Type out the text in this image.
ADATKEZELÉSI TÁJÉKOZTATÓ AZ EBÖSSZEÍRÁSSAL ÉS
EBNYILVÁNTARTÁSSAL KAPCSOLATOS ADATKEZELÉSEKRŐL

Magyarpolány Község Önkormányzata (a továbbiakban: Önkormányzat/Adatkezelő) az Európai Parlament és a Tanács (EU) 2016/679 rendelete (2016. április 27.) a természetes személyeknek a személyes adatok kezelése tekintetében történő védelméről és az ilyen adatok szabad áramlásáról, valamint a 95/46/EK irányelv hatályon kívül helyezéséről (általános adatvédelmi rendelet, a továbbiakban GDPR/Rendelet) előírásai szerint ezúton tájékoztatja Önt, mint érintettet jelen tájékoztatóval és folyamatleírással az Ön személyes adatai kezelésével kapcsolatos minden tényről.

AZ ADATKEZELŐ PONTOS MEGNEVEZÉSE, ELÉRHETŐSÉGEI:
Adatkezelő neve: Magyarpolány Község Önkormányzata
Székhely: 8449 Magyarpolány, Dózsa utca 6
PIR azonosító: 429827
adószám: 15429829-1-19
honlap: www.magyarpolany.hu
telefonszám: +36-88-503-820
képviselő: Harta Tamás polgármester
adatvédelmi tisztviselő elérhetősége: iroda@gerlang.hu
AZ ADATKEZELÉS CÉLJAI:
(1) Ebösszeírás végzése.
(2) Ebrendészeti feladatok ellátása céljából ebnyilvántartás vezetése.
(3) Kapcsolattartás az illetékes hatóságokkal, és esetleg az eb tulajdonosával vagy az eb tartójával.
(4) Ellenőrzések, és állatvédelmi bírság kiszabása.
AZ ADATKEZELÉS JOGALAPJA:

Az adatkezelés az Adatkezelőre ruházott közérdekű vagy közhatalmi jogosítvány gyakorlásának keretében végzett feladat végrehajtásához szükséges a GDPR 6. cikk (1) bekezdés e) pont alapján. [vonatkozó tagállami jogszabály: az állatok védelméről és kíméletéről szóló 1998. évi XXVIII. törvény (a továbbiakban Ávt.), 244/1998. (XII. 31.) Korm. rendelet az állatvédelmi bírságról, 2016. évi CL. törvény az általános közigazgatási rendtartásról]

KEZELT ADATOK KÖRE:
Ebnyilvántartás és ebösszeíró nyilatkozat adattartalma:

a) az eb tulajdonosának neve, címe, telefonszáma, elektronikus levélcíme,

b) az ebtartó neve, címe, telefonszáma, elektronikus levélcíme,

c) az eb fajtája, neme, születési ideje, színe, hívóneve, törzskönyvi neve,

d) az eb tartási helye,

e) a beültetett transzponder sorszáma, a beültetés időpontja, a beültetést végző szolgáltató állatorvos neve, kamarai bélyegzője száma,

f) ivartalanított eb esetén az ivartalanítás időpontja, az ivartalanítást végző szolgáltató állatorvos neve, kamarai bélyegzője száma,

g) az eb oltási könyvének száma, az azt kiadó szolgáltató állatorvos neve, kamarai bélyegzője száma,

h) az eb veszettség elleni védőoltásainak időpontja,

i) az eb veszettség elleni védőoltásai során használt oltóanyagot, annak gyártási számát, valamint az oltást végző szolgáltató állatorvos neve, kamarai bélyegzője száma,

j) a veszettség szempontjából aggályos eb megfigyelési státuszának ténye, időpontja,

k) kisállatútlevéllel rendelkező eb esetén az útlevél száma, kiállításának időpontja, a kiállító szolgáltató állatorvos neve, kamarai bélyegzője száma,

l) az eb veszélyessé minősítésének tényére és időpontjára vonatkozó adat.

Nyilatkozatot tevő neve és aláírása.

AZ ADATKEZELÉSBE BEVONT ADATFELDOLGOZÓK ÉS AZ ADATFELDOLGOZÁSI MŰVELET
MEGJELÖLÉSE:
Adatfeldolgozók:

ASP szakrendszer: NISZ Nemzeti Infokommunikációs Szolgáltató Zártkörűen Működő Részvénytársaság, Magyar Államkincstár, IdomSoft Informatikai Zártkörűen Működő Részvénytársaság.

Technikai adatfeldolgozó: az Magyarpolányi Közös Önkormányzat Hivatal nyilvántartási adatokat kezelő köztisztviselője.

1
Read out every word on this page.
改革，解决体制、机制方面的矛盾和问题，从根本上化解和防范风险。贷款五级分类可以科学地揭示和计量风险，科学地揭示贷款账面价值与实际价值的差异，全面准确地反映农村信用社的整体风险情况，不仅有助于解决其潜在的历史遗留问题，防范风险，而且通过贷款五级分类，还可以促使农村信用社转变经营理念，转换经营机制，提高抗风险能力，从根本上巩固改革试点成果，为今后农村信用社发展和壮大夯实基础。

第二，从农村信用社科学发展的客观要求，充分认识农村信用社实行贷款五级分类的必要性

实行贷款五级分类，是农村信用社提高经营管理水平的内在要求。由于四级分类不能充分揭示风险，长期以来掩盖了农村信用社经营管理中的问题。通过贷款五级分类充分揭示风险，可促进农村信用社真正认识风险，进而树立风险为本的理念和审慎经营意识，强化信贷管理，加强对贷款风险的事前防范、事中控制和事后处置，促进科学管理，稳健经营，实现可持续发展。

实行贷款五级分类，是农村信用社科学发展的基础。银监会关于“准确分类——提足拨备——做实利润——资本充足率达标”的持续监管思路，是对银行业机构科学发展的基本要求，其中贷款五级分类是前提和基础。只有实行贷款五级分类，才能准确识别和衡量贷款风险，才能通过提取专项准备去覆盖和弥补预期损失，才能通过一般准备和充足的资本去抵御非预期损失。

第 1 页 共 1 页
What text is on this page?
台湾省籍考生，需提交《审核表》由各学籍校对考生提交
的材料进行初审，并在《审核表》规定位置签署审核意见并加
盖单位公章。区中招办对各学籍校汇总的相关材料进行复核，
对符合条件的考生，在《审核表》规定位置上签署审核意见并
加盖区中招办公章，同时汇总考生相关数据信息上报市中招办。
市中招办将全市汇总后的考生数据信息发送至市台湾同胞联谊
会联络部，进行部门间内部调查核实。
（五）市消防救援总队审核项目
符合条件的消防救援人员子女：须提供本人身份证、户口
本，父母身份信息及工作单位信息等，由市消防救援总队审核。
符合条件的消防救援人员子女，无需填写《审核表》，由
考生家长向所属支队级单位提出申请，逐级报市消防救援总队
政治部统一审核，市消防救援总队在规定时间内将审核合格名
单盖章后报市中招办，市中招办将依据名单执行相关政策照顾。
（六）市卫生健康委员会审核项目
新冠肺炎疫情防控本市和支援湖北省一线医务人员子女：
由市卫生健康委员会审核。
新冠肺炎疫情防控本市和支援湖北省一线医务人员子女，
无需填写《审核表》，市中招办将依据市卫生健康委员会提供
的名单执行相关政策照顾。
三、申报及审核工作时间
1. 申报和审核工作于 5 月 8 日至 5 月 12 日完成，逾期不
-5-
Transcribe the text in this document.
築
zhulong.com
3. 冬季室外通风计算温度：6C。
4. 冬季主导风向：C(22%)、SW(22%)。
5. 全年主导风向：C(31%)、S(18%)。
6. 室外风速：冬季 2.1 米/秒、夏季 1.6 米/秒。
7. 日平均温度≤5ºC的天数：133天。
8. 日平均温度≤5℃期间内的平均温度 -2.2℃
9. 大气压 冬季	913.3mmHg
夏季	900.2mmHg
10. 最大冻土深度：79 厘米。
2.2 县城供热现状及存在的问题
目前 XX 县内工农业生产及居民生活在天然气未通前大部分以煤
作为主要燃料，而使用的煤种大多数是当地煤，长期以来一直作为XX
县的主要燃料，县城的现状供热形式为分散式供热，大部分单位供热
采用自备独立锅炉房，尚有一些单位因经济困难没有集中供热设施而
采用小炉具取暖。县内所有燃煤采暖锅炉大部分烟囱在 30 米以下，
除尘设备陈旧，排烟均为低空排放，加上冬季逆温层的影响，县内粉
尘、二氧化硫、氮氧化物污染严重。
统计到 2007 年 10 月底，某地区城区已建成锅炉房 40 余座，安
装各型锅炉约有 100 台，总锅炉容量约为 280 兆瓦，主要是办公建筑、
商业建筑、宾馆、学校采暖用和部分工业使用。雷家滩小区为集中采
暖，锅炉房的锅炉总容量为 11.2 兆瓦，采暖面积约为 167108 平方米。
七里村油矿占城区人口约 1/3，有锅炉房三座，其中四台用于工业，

Work to do: Where a line above contains the string "page", copy that line.

Finished answer:
Read out every word on this page.
What text is on this page?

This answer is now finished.